[Dataset rows about figures]
------------------------------
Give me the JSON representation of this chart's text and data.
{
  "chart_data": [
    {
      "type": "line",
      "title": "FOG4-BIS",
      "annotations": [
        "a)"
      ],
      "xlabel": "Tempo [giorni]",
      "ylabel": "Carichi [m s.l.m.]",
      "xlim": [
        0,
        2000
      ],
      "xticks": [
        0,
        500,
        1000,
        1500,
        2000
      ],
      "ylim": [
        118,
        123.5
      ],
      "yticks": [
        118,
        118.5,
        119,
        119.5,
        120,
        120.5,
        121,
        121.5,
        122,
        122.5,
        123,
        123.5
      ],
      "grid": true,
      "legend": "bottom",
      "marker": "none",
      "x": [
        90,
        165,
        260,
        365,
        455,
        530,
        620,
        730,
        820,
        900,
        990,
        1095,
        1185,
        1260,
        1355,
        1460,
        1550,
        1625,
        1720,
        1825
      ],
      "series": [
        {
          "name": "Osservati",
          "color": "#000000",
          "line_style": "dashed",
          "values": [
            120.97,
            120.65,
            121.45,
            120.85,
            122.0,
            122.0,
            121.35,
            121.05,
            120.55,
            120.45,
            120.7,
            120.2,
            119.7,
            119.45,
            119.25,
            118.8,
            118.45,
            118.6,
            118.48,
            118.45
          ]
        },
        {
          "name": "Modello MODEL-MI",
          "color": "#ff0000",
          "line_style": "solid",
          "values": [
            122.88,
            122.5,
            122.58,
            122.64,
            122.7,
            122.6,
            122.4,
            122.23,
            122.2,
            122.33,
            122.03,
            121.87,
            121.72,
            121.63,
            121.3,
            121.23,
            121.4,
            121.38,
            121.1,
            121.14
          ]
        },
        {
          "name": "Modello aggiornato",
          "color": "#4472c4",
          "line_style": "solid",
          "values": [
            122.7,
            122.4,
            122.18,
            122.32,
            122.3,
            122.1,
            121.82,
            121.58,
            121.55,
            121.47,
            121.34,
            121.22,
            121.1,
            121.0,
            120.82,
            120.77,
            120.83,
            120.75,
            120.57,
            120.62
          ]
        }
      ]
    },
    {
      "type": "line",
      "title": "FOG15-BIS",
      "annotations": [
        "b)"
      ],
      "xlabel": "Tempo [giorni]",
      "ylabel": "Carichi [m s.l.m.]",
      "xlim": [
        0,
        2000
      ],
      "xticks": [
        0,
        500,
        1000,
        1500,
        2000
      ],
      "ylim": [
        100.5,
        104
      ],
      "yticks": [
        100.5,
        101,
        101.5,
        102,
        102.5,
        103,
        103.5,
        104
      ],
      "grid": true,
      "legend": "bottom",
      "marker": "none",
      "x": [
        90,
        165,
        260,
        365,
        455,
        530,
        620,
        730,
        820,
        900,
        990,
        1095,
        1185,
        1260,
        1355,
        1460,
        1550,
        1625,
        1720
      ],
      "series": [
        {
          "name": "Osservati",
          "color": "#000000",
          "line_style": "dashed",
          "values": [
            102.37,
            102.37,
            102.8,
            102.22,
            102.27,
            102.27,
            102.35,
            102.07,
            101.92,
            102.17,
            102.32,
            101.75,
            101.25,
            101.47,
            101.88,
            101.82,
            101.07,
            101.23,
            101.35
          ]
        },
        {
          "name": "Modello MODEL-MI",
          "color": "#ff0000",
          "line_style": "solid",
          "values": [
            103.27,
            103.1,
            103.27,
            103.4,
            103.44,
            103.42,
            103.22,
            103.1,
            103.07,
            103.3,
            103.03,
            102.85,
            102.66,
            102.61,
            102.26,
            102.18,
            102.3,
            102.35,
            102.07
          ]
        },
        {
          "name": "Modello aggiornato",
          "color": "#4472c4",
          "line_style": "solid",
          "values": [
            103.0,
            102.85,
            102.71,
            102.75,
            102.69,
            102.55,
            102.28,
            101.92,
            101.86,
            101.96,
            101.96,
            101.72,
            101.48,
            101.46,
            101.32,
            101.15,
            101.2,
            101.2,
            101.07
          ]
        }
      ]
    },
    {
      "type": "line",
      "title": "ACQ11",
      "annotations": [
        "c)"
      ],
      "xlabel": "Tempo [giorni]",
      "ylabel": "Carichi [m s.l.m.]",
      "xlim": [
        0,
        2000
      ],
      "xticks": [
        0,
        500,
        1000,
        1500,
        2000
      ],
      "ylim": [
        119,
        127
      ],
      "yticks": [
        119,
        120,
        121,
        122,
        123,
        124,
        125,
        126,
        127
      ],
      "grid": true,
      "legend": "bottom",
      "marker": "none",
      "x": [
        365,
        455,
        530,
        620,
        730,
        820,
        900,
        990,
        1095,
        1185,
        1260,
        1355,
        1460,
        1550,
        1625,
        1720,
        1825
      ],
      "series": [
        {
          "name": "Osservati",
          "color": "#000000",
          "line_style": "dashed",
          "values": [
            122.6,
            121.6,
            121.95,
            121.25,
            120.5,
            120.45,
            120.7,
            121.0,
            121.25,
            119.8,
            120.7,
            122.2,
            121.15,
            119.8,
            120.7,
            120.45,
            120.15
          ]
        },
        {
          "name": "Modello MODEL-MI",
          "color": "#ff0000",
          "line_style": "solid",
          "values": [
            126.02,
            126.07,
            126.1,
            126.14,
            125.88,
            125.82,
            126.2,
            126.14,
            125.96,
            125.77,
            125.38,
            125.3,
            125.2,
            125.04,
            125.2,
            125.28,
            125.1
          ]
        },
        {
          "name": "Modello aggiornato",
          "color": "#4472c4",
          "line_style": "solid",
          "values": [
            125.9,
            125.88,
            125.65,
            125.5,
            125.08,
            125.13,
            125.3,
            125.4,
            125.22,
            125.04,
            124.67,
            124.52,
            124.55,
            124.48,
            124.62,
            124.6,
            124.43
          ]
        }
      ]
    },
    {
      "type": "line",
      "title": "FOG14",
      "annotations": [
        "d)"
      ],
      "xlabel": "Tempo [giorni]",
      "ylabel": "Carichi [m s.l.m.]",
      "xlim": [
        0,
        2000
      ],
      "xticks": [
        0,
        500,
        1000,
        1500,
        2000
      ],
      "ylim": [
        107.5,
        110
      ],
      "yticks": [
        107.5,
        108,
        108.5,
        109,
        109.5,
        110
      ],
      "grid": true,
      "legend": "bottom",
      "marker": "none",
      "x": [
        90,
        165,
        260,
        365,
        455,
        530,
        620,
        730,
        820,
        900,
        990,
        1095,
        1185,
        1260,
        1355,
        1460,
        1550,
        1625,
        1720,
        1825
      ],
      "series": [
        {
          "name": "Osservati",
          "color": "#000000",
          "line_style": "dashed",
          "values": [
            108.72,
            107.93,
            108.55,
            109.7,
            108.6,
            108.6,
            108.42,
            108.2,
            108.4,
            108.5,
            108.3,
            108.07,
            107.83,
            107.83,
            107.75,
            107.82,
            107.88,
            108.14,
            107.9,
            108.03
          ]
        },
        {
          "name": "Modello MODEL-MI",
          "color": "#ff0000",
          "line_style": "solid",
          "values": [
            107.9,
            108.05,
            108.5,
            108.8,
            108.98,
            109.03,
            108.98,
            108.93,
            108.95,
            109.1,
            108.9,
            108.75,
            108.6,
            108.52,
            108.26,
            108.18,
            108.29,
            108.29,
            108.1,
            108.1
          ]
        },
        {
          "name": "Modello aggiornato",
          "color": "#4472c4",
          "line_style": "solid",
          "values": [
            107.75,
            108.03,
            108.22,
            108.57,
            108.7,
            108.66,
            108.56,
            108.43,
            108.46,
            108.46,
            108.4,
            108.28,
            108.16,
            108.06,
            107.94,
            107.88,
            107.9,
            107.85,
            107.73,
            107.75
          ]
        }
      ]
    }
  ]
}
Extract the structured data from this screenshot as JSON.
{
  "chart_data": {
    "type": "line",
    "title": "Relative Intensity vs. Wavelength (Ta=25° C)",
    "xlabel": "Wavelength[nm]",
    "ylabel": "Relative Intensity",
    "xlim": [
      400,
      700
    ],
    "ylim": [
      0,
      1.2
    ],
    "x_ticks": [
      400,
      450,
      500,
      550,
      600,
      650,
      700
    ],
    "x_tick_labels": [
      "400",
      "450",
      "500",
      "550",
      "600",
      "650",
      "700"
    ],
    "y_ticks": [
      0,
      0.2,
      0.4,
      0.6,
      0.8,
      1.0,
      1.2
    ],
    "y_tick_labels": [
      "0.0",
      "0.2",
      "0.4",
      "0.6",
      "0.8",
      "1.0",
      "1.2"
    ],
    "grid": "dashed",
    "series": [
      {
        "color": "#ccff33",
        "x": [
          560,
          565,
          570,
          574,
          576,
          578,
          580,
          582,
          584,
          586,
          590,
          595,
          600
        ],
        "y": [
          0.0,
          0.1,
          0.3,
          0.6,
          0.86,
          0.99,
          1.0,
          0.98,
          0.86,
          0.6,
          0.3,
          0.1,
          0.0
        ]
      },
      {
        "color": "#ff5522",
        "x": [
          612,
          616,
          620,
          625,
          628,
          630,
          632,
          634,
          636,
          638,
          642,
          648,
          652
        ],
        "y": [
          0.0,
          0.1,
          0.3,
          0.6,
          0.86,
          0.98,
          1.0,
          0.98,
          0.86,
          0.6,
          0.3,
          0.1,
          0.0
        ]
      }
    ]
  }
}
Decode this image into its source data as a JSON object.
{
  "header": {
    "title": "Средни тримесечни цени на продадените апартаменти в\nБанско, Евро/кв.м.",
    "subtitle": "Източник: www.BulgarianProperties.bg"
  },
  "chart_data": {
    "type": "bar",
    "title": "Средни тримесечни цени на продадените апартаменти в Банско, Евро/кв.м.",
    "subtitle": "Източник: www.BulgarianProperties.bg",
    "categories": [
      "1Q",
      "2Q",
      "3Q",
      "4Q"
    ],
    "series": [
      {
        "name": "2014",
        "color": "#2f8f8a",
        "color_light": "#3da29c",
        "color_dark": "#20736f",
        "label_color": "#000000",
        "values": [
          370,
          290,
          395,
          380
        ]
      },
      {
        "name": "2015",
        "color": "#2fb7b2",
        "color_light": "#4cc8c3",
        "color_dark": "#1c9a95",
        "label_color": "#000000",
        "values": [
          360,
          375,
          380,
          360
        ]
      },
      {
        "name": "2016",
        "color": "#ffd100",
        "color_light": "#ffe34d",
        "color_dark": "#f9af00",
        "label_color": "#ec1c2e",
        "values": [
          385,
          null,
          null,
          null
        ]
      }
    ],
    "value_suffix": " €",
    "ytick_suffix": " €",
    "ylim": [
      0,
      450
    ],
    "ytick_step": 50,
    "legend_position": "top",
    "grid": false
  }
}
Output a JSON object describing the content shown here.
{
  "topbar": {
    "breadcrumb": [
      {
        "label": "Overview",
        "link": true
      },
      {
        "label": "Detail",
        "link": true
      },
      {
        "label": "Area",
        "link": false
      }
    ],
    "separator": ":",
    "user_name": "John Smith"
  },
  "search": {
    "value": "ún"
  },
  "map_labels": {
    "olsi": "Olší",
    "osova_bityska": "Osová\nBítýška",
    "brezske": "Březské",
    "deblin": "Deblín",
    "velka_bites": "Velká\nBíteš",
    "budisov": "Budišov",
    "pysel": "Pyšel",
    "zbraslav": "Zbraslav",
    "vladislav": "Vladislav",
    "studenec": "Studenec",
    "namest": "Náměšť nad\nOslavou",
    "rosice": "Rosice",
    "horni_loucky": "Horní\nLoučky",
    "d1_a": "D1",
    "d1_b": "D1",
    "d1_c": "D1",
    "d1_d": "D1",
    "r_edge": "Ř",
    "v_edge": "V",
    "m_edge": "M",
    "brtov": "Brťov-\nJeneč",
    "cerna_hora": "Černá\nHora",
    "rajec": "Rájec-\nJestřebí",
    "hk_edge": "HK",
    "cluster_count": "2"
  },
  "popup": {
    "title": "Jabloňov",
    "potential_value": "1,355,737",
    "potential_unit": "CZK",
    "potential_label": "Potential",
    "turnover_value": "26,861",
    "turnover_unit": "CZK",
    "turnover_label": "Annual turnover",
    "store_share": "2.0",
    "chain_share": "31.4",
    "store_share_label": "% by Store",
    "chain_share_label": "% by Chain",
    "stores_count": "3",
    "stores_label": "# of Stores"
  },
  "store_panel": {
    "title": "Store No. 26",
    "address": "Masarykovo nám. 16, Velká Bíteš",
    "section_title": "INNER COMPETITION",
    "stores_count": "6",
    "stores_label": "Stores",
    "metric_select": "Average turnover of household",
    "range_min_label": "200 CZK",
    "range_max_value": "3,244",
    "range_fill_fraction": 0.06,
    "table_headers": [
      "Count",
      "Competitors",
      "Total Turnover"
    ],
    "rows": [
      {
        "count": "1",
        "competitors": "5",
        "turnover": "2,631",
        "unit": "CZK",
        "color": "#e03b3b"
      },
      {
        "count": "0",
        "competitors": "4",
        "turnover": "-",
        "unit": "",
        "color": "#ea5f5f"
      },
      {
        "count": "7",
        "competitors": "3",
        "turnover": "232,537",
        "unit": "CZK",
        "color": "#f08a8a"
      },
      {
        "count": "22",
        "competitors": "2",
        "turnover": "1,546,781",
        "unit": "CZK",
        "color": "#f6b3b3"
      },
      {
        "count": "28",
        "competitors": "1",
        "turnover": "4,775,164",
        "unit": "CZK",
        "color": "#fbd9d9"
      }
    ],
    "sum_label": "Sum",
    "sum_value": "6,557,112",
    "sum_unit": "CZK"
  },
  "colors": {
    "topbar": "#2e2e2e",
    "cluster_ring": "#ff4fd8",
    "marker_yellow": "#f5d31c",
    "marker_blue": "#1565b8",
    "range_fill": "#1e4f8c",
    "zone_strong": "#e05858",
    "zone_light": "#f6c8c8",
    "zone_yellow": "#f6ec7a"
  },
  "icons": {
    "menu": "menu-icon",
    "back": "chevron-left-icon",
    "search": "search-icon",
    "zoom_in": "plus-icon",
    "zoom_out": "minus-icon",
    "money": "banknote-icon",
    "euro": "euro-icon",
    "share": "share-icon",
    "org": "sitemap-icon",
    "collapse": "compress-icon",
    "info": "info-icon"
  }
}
------------------------------
* _Exercise description_: Using the listing above, pull out all lines that hold the word "BulgarianProperties".

* _Result of this task_:
    "subtitle": "Източник: www.BulgarianProperties.bg"
    "subtitle": "Източник: www.BulgarianProperties.bg",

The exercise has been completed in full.